Start of Supplied records
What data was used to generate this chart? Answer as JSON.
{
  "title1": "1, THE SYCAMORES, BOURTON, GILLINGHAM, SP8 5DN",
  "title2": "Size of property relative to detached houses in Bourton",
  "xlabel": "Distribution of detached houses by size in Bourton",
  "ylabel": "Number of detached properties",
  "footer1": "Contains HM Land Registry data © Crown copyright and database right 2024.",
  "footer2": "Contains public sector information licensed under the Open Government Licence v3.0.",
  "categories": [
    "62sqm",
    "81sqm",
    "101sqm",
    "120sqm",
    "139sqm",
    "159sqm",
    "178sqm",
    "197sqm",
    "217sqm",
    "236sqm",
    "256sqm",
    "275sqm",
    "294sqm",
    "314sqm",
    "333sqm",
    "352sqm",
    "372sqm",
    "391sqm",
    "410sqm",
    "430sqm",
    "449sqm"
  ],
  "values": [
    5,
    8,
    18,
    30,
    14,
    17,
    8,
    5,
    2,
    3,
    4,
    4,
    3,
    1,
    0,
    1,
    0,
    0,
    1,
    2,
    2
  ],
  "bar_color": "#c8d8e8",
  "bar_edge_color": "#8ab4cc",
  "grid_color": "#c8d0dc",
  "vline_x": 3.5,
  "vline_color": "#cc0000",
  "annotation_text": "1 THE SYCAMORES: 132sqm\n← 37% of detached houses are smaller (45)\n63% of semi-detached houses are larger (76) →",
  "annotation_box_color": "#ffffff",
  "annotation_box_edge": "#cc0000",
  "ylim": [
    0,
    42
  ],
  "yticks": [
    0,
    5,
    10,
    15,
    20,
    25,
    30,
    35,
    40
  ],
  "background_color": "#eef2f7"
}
End of Supplied records
The task. Type the whole listing again, unaltered.

The response.
What data was used to generate this chart? Answer as JSON.
{
  "title1": "1, THE SYCAMORES, BOURTON, GILLINGHAM, SP8 5DN",
  "title2": "Size of property relative to detached houses in Bourton",
  "xlabel": "Distribution of detached houses by size in Bourton",
  "ylabel": "Number of detached properties",
  "footer1": "Contains HM Land Registry data © Crown copyright and database right 2024.",
  "footer2": "Contains public sector information licensed under the Open Government Licence v3.0.",
  "categories": [
    "62sqm",
    "81sqm",
    "101sqm",
    "120sqm",
    "139sqm",
    "159sqm",
    "178sqm",
    "197sqm",
    "217sqm",
    "236sqm",
    "256sqm",
    "275sqm",
    "294sqm",
    "314sqm",
    "333sqm",
    "352sqm",
    "372sqm",
    "391sqm",
    "410sqm",
    "430sqm",
    "449sqm"
  ],
  "values": [
    5,
    8,
    18,
    30,
    14,
    17,
    8,
    5,
    2,
    3,
    4,
    4,
    3,
    1,
    0,
    1,
    0,
    0,
    1,
    2,
    2
  ],
  "bar_color": "#c8d8e8",
  "bar_edge_color": "#8ab4cc",
  "grid_color": "#c8d0dc",
  "vline_x": 3.5,
  "vline_color": "#cc0000",
  "annotation_text": "1 THE SYCAMORES: 132sqm\n← 37% of detached houses are smaller (45)\n63% of semi-detached houses are larger (76) →",
  "annotation_box_color": "#ffffff",
  "annotation_box_edge": "#cc0000",
  "ylim": [
    0,
    42
  ],
  "yticks": [
    0,
    5,
    10,
    15,
    20,
    25,
    30,
    35,
    40
  ],
  "background_color": "#eef2f7"
}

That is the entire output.